Task requirements:
Present the data once more in exactly its original form.

--- begin Entries shown ---

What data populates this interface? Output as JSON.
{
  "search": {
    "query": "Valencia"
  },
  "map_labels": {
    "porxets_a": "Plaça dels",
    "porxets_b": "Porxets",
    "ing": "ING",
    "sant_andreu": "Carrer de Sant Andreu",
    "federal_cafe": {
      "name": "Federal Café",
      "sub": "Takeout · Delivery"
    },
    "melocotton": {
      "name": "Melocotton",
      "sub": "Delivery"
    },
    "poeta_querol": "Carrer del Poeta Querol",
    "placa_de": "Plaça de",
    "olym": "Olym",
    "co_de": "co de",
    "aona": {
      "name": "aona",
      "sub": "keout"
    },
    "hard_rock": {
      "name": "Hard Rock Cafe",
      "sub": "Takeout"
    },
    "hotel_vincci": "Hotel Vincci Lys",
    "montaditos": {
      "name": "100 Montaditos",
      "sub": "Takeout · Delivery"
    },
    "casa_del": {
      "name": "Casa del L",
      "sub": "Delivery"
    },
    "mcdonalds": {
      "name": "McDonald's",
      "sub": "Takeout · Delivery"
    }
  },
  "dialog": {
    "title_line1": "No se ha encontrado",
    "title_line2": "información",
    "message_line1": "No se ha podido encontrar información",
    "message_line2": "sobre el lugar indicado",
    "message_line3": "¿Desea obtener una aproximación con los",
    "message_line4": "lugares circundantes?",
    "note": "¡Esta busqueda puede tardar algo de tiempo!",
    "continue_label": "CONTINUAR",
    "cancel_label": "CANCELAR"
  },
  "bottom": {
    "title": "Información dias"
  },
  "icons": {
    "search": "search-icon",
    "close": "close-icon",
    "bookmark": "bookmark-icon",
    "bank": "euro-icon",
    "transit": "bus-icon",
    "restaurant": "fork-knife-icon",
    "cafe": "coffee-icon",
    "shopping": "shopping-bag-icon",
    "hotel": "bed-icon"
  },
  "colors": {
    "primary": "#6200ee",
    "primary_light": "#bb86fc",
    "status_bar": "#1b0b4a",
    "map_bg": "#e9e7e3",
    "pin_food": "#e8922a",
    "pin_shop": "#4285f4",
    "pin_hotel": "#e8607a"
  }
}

--- end Entries shown ---

Solution for this problem:
What data populates this interface? Output as JSON.
{
  "search": {
    "query": "Valencia"
  },
  "map_labels": {
    "porxets_a": "Plaça dels",
    "porxets_b": "Porxets",
    "ing": "ING",
    "sant_andreu": "Carrer de Sant Andreu",
    "federal_cafe": {
      "name": "Federal Café",
      "sub": "Takeout · Delivery"
    },
    "melocotton": {
      "name": "Melocotton",
      "sub": "Delivery"
    },
    "poeta_querol": "Carrer del Poeta Querol",
    "placa_de": "Plaça de",
    "olym": "Olym",
    "co_de": "co de",
    "aona": {
      "name": "aona",
      "sub": "keout"
    },
    "hard_rock": {
      "name": "Hard Rock Cafe",
      "sub": "Takeout"
    },
    "hotel_vincci": "Hotel Vincci Lys",
    "montaditos": {
      "name": "100 Montaditos",
      "sub": "Takeout · Delivery"
    },
    "casa_del": {
      "name": "Casa del L",
      "sub": "Delivery"
    },
    "mcdonalds": {
      "name": "McDonald's",
      "sub": "Takeout · Delivery"
    }
  },
  "dialog": {
    "title_line1": "No se ha encontrado",
    "title_line2": "información",
    "message_line1": "No se ha podido encontrar información",
    "message_line2": "sobre el lugar indicado",
    "message_line3": "¿Desea obtener una aproximación con los",
    "message_line4": "lugares circundantes?",
    "note": "¡Esta busqueda puede tardar algo de tiempo!",
    "continue_label": "CONTINUAR",
    "cancel_label": "CANCELAR"
  },
  "bottom": {
    "title": "Información dias"
  },
  "icons": {
    "search": "search-icon",
    "close": "close-icon",
    "bookmark": "bookmark-icon",
    "bank": "euro-icon",
    "transit": "bus-icon",
    "restaurant": "fork-knife-icon",
    "cafe": "coffee-icon",
    "shopping": "shopping-bag-icon",
    "hotel": "bed-icon"
  },
  "colors": {
    "primary": "#6200ee",
    "primary_light": "#bb86fc",
    "status_bar": "#1b0b4a",
    "map_bg": "#e9e7e3",
    "pin_food": "#e8922a",
    "pin_shop": "#4285f4",
    "pin_hotel": "#e8607a"
  }
}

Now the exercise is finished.